■ GIVEN ENTRIES
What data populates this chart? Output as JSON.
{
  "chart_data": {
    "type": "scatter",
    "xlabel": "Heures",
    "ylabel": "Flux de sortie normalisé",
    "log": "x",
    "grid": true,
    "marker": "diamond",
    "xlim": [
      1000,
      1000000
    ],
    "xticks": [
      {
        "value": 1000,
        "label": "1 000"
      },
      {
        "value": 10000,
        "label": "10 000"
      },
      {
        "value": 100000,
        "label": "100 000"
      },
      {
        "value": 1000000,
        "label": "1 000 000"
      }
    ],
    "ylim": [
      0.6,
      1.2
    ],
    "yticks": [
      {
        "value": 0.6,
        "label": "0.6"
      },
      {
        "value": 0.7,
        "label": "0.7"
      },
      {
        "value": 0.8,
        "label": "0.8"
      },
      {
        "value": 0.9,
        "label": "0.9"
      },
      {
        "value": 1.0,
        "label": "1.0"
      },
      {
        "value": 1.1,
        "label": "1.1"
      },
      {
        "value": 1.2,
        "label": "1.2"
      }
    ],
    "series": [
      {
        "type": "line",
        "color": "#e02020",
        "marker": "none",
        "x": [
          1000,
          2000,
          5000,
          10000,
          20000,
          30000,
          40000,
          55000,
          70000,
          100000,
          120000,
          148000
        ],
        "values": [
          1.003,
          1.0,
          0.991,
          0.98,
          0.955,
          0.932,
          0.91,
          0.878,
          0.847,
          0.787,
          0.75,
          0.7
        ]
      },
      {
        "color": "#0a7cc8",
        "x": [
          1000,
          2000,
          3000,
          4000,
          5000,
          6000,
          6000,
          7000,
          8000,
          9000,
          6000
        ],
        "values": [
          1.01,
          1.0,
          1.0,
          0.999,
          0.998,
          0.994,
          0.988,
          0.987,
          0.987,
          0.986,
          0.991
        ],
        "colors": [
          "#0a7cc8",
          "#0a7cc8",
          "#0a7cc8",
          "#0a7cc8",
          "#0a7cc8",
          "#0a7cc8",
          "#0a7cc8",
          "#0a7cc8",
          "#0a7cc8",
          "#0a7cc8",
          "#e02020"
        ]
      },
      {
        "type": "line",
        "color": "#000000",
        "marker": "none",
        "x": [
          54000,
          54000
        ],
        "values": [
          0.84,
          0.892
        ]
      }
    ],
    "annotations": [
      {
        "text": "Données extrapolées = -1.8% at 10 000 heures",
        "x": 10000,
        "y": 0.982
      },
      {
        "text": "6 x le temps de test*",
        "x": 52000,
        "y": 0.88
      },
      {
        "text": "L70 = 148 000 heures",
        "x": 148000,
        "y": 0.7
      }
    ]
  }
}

■ YOUR OBJECTIVE
Set down every line of the listing above again, exactly as given.

■ TASK ANSWER
What data populates this chart? Output as JSON.
{
  "chart_data": {
    "type": "scatter",
    "xlabel": "Heures",
    "ylabel": "Flux de sortie normalisé",
    "log": "x",
    "grid": true,
    "marker": "diamond",
    "xlim": [
      1000,
      1000000
    ],
    "xticks": [
      {
        "value": 1000,
        "label": "1 000"
      },
      {
        "value": 10000,
        "label": "10 000"
      },
      {
        "value": 100000,
        "label": "100 000"
      },
      {
        "value": 1000000,
        "label": "1 000 000"
      }
    ],
    "ylim": [
      0.6,
      1.2
    ],
    "yticks": [
      {
        "value": 0.6,
        "label": "0.6"
      },
      {
        "value": 0.7,
        "label": "0.7"
      },
      {
        "value": 0.8,
        "label": "0.8"
      },
      {
        "value": 0.9,
        "label": "0.9"
      },
      {
        "value": 1.0,
        "label": "1.0"
      },
      {
        "value": 1.1,
        "label": "1.1"
      },
      {
        "value": 1.2,
        "label": "1.2"
      }
    ],
    "series": [
      {
        "type": "line",
        "color": "#e02020",
        "marker": "none",
        "x": [
          1000,
          2000,
          5000,
          10000,
          20000,
          30000,
          40000,
          55000,
          70000,
          100000,
          120000,
          148000
        ],
        "values": [
          1.003,
          1.0,
          0.991,
          0.98,
          0.955,
          0.932,
          0.91,
          0.878,
          0.847,
          0.787,
          0.75,
          0.7
        ]
      },
      {
        "color": "#0a7cc8",
        "x": [
          1000,
          2000,
          3000,
          4000,
          5000,
          6000,
          6000,
          7000,
          8000,
          9000,
          6000
        ],
        "values": [
          1.01,
          1.0,
          1.0,
          0.999,
          0.998,
          0.994,
          0.988,
          0.987,
          0.987,
          0.986,
          0.991
        ],
        "colors": [
          "#0a7cc8",
          "#0a7cc8",
          "#0a7cc8",
          "#0a7cc8",
          "#0a7cc8",
          "#0a7cc8",
          "#0a7cc8",
          "#0a7cc8",
          "#0a7cc8",
          "#0a7cc8",
          "#e02020"
        ]
      },
      {
        "type": "line",
        "color": "#000000",
        "marker": "none",
        "x": [
          54000,
          54000
        ],
        "values": [
          0.84,
          0.892
        ]
      }
    ],
    "annotations": [
      {
        "text": "Données extrapolées = -1.8% at 10 000 heures",
        "x": 10000,
        "y": 0.982
      },
      {
        "text": "6 x le temps de test*",
        "x": 52000,
        "y": 0.88
      },
      {
        "text": "L70 = 148 000 heures",
        "x": 148000,
        "y": 0.7
      }
    ]
  }
}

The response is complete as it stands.